* [Exercise data]:
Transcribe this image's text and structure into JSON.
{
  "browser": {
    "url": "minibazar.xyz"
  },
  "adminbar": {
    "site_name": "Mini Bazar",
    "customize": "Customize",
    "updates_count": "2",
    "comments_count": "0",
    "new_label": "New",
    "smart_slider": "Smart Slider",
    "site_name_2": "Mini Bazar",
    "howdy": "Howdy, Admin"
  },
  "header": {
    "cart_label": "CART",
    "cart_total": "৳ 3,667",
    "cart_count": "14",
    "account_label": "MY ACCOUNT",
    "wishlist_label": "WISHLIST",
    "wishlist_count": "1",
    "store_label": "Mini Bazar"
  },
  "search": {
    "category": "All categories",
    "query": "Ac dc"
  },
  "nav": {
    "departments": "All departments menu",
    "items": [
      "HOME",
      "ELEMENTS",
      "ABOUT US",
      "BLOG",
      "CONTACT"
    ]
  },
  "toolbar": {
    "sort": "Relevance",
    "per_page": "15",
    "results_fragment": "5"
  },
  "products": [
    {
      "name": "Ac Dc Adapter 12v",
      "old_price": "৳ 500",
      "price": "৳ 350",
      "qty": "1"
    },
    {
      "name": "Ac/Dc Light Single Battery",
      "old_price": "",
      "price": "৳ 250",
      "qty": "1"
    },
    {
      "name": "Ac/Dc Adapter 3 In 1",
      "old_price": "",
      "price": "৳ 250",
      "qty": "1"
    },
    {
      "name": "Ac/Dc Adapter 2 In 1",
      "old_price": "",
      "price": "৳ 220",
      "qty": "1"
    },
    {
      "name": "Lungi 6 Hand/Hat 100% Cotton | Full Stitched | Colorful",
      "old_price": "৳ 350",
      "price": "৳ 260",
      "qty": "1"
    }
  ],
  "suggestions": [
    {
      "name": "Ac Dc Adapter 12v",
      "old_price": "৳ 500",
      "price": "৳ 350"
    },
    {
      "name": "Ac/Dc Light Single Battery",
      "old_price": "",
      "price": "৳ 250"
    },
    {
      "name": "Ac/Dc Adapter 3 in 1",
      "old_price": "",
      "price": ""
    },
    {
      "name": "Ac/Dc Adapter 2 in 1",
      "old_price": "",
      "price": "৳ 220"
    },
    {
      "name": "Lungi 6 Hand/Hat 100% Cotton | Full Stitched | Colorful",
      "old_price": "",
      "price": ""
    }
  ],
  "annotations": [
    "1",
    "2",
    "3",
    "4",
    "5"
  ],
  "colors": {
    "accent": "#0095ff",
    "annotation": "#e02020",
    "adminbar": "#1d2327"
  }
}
...
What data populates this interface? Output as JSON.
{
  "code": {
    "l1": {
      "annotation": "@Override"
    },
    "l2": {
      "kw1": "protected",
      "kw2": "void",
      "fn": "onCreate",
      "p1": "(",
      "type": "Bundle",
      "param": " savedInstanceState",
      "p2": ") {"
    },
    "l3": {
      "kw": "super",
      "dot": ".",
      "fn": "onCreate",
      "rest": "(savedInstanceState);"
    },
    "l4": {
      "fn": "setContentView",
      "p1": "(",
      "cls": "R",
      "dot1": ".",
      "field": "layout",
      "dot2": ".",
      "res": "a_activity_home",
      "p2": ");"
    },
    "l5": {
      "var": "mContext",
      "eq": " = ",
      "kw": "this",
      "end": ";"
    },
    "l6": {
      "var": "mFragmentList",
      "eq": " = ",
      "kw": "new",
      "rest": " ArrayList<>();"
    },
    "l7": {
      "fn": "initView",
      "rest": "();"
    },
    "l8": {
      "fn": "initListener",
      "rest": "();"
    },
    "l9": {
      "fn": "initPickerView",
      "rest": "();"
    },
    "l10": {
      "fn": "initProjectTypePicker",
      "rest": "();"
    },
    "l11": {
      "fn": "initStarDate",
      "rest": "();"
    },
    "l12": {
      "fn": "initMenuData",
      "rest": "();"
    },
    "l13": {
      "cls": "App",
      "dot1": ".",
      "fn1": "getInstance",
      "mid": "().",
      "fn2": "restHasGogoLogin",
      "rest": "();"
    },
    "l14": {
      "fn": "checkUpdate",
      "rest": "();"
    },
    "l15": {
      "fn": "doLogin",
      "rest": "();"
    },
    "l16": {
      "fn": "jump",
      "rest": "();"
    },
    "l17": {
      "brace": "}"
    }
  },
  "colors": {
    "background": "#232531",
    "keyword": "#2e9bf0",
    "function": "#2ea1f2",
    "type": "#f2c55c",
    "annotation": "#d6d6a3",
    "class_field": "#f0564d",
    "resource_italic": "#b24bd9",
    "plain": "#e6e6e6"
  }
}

* [What is needed]:
In the data above, count the lines where the word "this" appears; reply with the number only.

* [Completed task]:
3